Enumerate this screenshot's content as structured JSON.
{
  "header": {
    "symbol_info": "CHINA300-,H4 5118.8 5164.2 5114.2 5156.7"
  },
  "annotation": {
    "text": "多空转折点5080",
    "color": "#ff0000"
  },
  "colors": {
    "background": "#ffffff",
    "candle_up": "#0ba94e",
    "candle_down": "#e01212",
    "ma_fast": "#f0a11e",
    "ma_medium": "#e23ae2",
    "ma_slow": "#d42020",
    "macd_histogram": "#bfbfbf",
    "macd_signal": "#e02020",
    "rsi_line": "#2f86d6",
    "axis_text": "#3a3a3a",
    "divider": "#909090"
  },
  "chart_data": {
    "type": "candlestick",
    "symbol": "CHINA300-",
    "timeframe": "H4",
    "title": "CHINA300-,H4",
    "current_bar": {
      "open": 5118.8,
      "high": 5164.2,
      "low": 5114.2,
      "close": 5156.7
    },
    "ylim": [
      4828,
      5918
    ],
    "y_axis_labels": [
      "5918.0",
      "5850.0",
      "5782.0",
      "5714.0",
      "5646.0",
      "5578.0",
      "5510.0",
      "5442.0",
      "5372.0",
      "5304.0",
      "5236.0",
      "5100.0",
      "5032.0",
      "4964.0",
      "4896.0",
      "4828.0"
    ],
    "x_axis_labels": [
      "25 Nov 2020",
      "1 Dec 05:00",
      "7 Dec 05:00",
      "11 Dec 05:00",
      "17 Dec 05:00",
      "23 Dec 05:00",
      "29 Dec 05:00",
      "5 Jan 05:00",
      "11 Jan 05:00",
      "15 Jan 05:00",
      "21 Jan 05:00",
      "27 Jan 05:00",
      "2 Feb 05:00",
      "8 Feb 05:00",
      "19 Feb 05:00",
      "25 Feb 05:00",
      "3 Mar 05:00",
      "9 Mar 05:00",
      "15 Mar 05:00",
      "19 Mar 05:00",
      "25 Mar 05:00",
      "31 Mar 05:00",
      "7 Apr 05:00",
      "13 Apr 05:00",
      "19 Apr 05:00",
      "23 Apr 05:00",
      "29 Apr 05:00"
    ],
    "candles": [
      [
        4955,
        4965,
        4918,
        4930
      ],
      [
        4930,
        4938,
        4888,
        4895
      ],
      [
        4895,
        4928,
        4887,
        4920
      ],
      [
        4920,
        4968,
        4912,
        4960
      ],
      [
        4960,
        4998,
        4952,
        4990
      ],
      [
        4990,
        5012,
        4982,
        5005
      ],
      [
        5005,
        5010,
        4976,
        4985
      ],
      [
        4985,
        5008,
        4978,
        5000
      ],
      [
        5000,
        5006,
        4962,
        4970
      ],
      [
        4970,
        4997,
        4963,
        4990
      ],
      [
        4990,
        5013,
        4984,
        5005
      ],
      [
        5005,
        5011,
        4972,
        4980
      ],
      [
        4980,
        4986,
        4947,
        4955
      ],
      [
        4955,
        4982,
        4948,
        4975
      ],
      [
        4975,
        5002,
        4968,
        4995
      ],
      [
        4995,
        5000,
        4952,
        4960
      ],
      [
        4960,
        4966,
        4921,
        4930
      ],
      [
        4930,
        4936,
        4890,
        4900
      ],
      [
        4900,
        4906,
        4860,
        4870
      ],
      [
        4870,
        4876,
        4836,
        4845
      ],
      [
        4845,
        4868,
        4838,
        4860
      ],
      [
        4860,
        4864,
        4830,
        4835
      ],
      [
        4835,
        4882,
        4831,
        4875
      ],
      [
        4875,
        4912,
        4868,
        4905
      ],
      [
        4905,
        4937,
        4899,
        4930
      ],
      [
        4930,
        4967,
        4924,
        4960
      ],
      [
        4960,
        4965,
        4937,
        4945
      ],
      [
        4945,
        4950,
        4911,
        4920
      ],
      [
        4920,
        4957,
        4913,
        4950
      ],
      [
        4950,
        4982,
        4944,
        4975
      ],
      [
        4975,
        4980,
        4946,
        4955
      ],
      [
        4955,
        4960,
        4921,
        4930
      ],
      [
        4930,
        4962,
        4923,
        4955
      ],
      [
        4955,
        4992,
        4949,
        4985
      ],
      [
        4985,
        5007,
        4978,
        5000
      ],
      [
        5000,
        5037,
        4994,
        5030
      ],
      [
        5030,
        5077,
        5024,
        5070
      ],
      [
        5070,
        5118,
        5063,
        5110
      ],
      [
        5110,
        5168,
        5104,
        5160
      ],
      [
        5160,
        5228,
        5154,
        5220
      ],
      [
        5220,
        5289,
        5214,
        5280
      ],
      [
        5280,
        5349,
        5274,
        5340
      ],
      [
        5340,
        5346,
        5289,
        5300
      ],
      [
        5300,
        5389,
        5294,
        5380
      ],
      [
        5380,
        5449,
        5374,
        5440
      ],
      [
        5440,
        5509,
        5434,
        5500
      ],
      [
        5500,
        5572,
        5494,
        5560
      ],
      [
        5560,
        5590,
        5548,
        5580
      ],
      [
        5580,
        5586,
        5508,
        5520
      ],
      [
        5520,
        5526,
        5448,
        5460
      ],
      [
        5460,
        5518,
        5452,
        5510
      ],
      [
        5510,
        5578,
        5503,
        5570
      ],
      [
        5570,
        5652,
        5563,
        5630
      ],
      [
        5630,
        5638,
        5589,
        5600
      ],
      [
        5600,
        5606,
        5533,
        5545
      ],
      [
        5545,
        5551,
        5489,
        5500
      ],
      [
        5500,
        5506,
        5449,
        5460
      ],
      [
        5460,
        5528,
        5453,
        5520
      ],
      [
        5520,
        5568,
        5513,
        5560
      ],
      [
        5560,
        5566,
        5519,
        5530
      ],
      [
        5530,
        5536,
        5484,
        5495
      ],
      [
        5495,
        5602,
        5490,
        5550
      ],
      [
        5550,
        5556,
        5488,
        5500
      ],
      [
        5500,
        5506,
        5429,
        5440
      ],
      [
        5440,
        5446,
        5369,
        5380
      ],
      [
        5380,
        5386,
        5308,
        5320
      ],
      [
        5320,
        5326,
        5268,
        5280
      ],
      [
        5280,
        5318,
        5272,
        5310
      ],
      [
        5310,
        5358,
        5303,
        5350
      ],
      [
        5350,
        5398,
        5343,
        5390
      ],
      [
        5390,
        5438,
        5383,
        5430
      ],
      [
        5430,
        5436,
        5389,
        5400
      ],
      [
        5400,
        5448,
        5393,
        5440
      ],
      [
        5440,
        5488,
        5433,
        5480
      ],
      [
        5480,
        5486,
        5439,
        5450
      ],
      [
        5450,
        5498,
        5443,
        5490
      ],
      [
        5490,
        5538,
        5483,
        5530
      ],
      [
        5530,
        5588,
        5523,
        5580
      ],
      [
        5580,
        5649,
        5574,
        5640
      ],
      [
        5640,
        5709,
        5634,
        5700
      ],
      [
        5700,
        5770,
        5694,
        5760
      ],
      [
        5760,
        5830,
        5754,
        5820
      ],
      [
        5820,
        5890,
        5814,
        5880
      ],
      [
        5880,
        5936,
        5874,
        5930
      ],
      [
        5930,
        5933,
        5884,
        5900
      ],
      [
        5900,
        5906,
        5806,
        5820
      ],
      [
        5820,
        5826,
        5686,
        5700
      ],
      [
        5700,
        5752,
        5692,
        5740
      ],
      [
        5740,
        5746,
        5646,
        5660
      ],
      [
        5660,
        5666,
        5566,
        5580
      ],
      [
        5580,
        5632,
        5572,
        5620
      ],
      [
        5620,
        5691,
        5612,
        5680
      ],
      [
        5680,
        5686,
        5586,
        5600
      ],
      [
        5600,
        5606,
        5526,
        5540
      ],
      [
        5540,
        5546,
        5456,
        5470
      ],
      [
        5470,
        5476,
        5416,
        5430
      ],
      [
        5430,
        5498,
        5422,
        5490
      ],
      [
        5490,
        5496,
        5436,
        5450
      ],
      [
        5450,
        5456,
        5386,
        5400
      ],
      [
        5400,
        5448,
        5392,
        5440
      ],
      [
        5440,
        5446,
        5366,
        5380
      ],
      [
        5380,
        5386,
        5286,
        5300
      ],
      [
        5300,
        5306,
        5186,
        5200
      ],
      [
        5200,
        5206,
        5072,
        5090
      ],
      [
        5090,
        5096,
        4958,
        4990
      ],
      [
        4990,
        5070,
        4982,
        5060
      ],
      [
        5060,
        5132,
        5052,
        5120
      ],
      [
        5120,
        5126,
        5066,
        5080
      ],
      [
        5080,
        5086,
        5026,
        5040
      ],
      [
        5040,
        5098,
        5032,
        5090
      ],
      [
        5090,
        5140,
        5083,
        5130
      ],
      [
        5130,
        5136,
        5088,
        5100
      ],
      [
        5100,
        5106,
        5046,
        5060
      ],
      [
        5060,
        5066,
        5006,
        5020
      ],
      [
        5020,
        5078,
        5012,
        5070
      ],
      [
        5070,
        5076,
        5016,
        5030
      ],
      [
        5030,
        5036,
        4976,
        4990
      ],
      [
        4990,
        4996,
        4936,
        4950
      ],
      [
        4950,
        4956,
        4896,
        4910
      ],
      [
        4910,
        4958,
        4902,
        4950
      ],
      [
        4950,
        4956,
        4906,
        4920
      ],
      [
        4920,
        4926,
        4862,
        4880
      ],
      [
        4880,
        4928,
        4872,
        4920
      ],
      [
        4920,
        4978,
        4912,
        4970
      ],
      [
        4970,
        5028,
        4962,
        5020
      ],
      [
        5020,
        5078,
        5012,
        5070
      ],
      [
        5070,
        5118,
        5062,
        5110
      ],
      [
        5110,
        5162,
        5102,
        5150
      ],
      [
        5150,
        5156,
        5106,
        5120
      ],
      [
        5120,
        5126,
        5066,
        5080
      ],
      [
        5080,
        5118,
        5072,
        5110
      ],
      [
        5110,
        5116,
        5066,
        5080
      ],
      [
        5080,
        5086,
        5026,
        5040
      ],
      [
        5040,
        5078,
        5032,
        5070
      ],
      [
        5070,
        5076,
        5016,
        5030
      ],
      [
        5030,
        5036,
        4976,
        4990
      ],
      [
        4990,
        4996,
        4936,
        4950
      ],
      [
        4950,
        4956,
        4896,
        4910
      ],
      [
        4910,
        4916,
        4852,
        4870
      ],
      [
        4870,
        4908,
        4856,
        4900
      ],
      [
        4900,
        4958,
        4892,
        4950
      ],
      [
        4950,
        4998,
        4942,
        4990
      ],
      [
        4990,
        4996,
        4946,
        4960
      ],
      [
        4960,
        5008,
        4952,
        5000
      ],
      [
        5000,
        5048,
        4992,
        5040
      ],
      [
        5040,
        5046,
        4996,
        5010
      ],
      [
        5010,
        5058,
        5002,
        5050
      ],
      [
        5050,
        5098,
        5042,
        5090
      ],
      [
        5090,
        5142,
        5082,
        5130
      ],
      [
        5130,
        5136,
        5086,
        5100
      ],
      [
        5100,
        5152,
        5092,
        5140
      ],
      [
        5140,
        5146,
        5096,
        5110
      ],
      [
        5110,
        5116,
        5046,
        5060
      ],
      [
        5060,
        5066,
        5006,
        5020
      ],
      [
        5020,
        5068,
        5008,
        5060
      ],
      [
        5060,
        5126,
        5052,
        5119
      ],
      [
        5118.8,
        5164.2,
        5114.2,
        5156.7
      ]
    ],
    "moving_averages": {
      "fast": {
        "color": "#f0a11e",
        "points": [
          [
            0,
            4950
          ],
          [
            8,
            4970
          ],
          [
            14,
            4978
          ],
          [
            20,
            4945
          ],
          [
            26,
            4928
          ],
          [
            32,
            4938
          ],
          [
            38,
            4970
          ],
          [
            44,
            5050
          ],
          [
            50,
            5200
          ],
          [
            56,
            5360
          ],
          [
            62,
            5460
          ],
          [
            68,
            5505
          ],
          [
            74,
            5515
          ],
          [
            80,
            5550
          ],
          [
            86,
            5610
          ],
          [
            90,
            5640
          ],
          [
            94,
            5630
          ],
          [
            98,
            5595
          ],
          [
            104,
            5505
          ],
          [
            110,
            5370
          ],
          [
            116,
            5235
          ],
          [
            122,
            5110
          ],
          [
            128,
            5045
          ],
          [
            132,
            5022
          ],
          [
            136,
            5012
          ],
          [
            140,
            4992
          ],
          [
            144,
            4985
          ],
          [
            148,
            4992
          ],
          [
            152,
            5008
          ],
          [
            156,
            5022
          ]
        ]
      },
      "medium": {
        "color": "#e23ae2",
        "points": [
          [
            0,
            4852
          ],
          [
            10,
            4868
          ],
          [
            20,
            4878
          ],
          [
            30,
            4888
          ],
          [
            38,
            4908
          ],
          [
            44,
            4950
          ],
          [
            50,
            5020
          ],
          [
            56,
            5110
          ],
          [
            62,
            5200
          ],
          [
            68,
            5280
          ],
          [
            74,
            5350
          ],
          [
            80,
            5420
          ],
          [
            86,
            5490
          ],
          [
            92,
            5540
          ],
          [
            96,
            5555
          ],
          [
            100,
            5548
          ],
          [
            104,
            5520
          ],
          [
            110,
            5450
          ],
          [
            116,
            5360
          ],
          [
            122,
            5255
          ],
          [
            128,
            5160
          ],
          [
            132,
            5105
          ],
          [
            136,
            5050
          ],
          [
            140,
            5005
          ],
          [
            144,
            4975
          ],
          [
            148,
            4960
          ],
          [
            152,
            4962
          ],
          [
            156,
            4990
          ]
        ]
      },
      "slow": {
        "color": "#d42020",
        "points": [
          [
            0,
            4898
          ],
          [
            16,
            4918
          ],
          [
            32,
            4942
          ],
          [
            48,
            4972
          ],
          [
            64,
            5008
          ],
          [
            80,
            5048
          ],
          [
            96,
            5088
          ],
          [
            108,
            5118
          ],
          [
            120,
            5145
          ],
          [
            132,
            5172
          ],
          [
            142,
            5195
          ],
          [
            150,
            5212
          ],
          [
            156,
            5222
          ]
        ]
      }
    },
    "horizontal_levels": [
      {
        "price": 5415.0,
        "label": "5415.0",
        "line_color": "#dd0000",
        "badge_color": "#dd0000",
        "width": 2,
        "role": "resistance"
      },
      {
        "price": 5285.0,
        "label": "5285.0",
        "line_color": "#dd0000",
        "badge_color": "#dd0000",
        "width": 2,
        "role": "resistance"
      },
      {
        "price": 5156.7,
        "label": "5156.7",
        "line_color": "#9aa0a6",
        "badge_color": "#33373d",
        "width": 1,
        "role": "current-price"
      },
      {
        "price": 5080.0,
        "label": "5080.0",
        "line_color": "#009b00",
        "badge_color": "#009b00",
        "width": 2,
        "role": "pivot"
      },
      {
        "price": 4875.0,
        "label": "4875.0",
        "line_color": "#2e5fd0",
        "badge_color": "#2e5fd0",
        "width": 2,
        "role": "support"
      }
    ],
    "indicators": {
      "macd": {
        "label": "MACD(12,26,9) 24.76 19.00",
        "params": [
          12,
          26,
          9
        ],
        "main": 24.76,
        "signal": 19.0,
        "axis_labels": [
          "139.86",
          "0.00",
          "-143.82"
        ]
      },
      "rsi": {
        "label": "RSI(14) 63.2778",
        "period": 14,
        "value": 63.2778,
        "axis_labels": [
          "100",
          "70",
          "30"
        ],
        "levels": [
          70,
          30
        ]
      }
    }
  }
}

**STATED PROBLEM**
Pick out and copy every line that contains the word "role".

**FINISHED TASK**
        "role": "resistance"
        "role": "resistance"
        "role": "current-price"
        "role": "pivot"
        "role": "support"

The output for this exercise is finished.